PROVIDED INFORMATION start

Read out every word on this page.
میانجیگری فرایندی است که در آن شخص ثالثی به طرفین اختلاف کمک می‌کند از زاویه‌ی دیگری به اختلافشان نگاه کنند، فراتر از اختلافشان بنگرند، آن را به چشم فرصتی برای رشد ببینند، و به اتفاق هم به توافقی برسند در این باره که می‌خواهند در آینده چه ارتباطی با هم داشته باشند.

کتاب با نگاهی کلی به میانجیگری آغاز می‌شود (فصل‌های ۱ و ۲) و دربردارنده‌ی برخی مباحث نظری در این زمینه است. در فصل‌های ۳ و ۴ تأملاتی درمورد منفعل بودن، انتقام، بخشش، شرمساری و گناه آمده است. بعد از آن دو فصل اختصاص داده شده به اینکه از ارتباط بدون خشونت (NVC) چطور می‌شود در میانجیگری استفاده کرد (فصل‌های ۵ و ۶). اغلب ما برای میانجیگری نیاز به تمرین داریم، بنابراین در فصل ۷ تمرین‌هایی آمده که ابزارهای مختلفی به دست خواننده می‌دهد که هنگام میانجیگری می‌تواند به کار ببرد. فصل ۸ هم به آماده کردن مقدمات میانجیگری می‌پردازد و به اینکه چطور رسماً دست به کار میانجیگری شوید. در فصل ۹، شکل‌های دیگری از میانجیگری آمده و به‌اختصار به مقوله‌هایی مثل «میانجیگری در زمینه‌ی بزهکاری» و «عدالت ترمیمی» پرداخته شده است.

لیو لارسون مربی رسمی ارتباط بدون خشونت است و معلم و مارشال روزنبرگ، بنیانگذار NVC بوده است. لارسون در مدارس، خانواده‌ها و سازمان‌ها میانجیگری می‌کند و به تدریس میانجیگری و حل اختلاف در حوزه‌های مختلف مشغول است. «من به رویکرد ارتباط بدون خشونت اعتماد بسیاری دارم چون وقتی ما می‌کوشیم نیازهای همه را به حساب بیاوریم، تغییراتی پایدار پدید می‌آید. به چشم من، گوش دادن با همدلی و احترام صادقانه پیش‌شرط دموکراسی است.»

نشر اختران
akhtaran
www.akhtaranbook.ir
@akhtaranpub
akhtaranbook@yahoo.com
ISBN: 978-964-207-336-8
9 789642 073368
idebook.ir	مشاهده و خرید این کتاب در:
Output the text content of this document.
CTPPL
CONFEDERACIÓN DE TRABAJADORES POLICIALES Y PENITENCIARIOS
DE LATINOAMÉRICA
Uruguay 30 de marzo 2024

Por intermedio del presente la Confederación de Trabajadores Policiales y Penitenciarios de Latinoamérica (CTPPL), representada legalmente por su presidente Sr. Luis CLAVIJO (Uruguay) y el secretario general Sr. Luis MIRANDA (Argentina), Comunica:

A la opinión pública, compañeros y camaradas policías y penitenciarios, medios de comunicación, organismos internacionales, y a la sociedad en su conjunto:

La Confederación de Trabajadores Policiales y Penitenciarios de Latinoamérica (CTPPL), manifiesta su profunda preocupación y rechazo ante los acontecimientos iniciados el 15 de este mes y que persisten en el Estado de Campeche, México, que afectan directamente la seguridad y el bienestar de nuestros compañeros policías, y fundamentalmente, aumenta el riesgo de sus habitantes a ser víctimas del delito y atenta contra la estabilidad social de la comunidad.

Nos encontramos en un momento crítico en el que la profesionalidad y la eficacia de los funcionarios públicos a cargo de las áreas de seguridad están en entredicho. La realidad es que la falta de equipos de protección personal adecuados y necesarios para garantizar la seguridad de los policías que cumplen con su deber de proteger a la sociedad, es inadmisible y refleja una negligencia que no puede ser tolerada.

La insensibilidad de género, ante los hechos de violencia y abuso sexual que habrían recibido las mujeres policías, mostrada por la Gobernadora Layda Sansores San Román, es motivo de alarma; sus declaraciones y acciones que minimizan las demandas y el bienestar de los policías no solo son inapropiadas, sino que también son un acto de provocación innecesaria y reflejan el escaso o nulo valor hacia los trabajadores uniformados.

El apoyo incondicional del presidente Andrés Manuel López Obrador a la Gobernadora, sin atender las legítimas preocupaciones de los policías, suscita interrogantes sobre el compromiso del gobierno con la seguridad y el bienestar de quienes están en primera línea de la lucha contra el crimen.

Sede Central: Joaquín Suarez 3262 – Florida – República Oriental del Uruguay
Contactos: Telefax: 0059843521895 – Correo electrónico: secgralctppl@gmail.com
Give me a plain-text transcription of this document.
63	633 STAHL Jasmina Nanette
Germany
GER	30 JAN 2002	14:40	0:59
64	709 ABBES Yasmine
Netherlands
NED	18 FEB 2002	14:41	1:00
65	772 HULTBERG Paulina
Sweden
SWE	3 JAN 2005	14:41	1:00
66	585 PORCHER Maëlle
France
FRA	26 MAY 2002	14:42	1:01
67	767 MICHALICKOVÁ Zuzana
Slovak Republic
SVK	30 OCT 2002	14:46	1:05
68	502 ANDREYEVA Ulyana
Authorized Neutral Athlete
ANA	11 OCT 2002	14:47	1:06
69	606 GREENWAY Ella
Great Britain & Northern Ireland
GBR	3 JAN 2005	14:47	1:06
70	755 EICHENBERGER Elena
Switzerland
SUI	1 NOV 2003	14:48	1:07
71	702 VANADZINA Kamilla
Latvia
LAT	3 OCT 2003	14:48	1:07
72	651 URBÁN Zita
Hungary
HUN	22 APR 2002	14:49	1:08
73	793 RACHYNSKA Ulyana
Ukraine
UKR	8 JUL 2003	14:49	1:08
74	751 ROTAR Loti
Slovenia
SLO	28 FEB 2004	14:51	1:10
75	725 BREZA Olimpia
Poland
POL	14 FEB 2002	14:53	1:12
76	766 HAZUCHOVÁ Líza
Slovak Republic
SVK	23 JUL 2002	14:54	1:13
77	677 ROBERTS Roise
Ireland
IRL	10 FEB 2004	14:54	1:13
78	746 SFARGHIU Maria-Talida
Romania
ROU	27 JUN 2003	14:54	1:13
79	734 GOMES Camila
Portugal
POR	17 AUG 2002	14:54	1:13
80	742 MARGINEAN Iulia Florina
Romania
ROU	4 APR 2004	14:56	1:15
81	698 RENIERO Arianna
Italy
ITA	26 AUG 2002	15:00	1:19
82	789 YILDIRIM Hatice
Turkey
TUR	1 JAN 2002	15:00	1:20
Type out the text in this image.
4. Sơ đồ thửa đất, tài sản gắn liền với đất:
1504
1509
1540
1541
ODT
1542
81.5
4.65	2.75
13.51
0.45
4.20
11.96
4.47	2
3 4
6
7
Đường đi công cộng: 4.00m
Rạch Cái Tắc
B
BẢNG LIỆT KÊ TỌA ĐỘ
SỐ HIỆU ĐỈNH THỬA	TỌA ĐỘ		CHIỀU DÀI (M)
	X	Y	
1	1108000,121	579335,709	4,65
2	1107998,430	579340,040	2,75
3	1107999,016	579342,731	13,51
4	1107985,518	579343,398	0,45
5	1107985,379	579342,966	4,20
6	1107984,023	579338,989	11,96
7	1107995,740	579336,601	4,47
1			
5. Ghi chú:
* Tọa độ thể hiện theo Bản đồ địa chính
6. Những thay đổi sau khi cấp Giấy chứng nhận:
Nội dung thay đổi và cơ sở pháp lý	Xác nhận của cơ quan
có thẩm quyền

PROVIDED INFORMATION end

> **EXERCISE INSTRUCTIONS**
Scan the material for lines with the word "bienestar", and copy each line you find.

> **SOLUTION FOR THIS PROBLEM**
La Confederación de Trabajadores Policiales y Penitenciarios de Latinoamérica (CTPPL), manifiesta su profunda preocupación y rechazo ante los acontecimientos iniciados el 15 de este mes y que persisten en el Estado de Campeche, México, que afectan directamente la seguridad y el bienestar de nuestros compañeros policías, y fundamentalmente, aumenta el riesgo de sus habitantes a ser víctimas del delito y atenta contra la estabilidad social de la comunidad.
La insensibilidad de género, ante los hechos de violencia y abuso sexual que habrían recibido las mujeres policías, mostrada por la Gobernadora Layda Sansores San Román, es motivo de alarma; sus declaraciones y acciones que minimizan las demandas y el bienestar de los policías no solo son inapropiadas, sino que también son un acto de provocación innecesaria y reflejan el escaso o nulo valor hacia los trabajadores uniformados.
El apoyo incondicional del presidente Andrés Manuel López Obrador a la Gobernadora, sin atender las legítimas preocupaciones de los policías, suscita interrogantes sobre el compromiso del gobierno con la seguridad y el bienestar de quienes están en primera línea de la lucha contra el crimen.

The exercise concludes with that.